[Begin Input data]
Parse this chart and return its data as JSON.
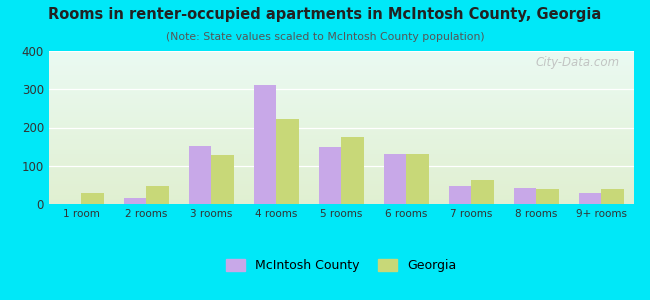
{
  "title": "Rooms in renter-occupied apartments in McIntosh County, Georgia",
  "subtitle": "(Note: State values scaled to McIntosh County population)",
  "categories": [
    "1 room",
    "2 rooms",
    "3 rooms",
    "4 rooms",
    "5 rooms",
    "6 rooms",
    "7 rooms",
    "8 rooms",
    "9+ rooms"
  ],
  "mcintosh_values": [
    0,
    15,
    152,
    310,
    148,
    132,
    48,
    42,
    28
  ],
  "georgia_values": [
    30,
    48,
    128,
    222,
    175,
    132,
    63,
    38,
    38
  ],
  "mcintosh_color": "#c8a8e8",
  "georgia_color": "#c8d878",
  "background_color": "#00e8f8",
  "ylim": [
    0,
    400
  ],
  "yticks": [
    0,
    100,
    200,
    300,
    400
  ],
  "bar_width": 0.35,
  "legend_mcintosh": "McIntosh County",
  "legend_georgia": "Georgia",
  "watermark": "City-Data.com"
}
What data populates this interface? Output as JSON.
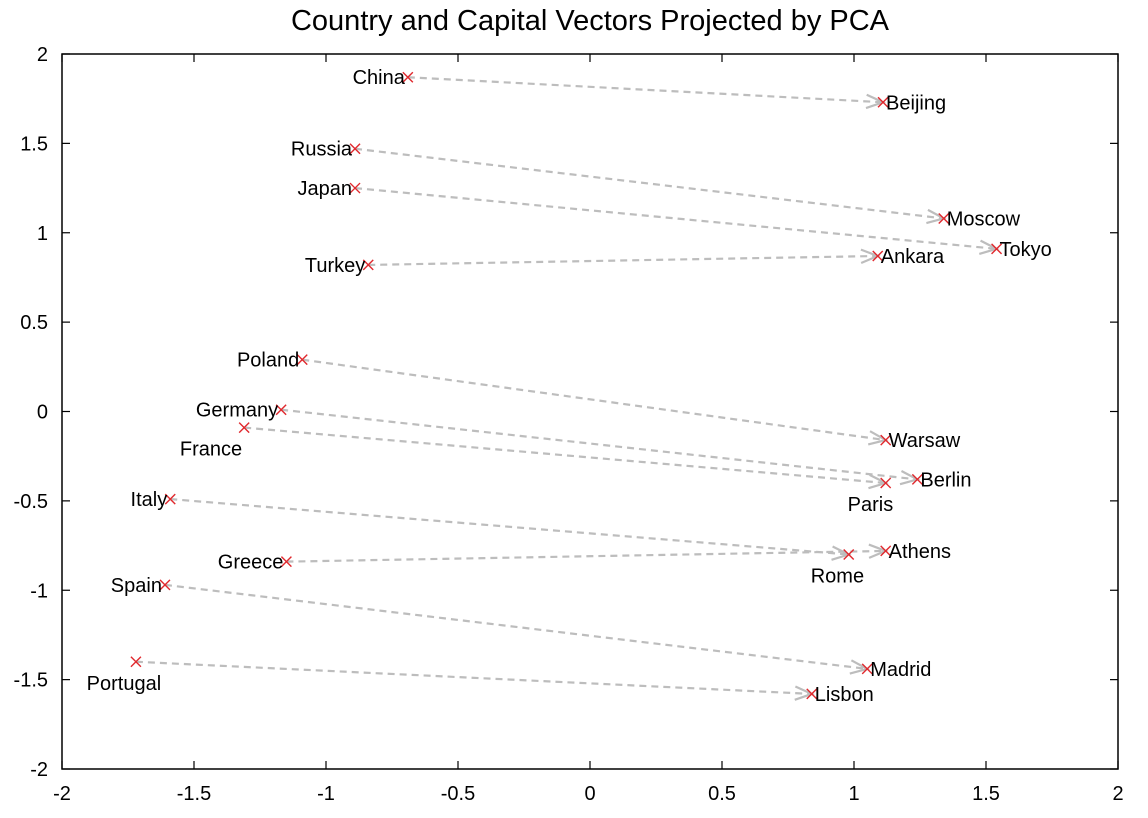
{
  "chart_data": {
    "type": "scatter",
    "title": "Country and Capital Vectors Projected by PCA",
    "xlabel": "",
    "ylabel": "",
    "xlim": [
      -2,
      2
    ],
    "ylim": [
      -2,
      2
    ],
    "x_ticks": [
      -2,
      -1.5,
      -1,
      -0.5,
      0,
      0.5,
      1,
      1.5,
      2
    ],
    "x_tick_labels": [
      "-2",
      "-1.5",
      "-1",
      "-0.5",
      "0",
      "0.5",
      "1",
      "1.5",
      "2"
    ],
    "y_ticks": [
      2,
      1.5,
      1,
      0.5,
      0,
      -0.5,
      -1,
      -1.5,
      -2
    ],
    "y_tick_labels": [
      "2",
      "1.5",
      "1",
      "0.5",
      "0",
      "-0.5",
      "-1",
      "-1.5",
      "-2"
    ],
    "grid": false,
    "colors": {
      "marker": "#e0282d",
      "arrow": "#bdbdbd"
    },
    "points": [
      {
        "label": "China",
        "x": -0.69,
        "y": 1.87,
        "label_pos": "left"
      },
      {
        "label": "Beijing",
        "x": 1.11,
        "y": 1.73,
        "label_pos": "right"
      },
      {
        "label": "Russia",
        "x": -0.89,
        "y": 1.47,
        "label_pos": "left"
      },
      {
        "label": "Moscow",
        "x": 1.34,
        "y": 1.08,
        "label_pos": "right"
      },
      {
        "label": "Japan",
        "x": -0.89,
        "y": 1.25,
        "label_pos": "left"
      },
      {
        "label": "Tokyo",
        "x": 1.54,
        "y": 0.91,
        "label_pos": "right"
      },
      {
        "label": "Turkey",
        "x": -0.84,
        "y": 0.82,
        "label_pos": "left"
      },
      {
        "label": "Ankara",
        "x": 1.09,
        "y": 0.87,
        "label_pos": "right"
      },
      {
        "label": "Poland",
        "x": -1.09,
        "y": 0.29,
        "label_pos": "left"
      },
      {
        "label": "Warsaw",
        "x": 1.12,
        "y": -0.16,
        "label_pos": "right"
      },
      {
        "label": "Germany",
        "x": -1.17,
        "y": 0.01,
        "label_pos": "left"
      },
      {
        "label": "Berlin",
        "x": 1.24,
        "y": -0.38,
        "label_pos": "right"
      },
      {
        "label": "France",
        "x": -1.31,
        "y": -0.09,
        "label_pos": "below-left"
      },
      {
        "label": "Paris",
        "x": 1.12,
        "y": -0.4,
        "label_pos": "below-right"
      },
      {
        "label": "Italy",
        "x": -1.59,
        "y": -0.49,
        "label_pos": "left"
      },
      {
        "label": "Rome",
        "x": 0.98,
        "y": -0.8,
        "label_pos": "below-right"
      },
      {
        "label": "Greece",
        "x": -1.15,
        "y": -0.84,
        "label_pos": "left"
      },
      {
        "label": "Athens",
        "x": 1.12,
        "y": -0.78,
        "label_pos": "right"
      },
      {
        "label": "Spain",
        "x": -1.61,
        "y": -0.97,
        "label_pos": "left"
      },
      {
        "label": "Madrid",
        "x": 1.05,
        "y": -1.44,
        "label_pos": "right"
      },
      {
        "label": "Portugal",
        "x": -1.72,
        "y": -1.4,
        "label_pos": "below-left"
      },
      {
        "label": "Lisbon",
        "x": 0.84,
        "y": -1.58,
        "label_pos": "right"
      }
    ],
    "arrows": [
      {
        "from": "China",
        "to": "Beijing"
      },
      {
        "from": "Russia",
        "to": "Moscow"
      },
      {
        "from": "Japan",
        "to": "Tokyo"
      },
      {
        "from": "Turkey",
        "to": "Ankara"
      },
      {
        "from": "Poland",
        "to": "Warsaw"
      },
      {
        "from": "Germany",
        "to": "Berlin"
      },
      {
        "from": "France",
        "to": "Paris"
      },
      {
        "from": "Italy",
        "to": "Rome"
      },
      {
        "from": "Greece",
        "to": "Athens"
      },
      {
        "from": "Spain",
        "to": "Madrid"
      },
      {
        "from": "Portugal",
        "to": "Lisbon"
      }
    ]
  }
}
[End Input data]
• **Stated goal**:
Copy out every line that includes the word "County".

• **Final result**:
  "title": "Rooms in renter-occupied apartments in McIntosh County, Georgia",
  "subtitle": "(Note: State values scaled to McIntosh County population)",
  "legend_mcintosh": "McIntosh County",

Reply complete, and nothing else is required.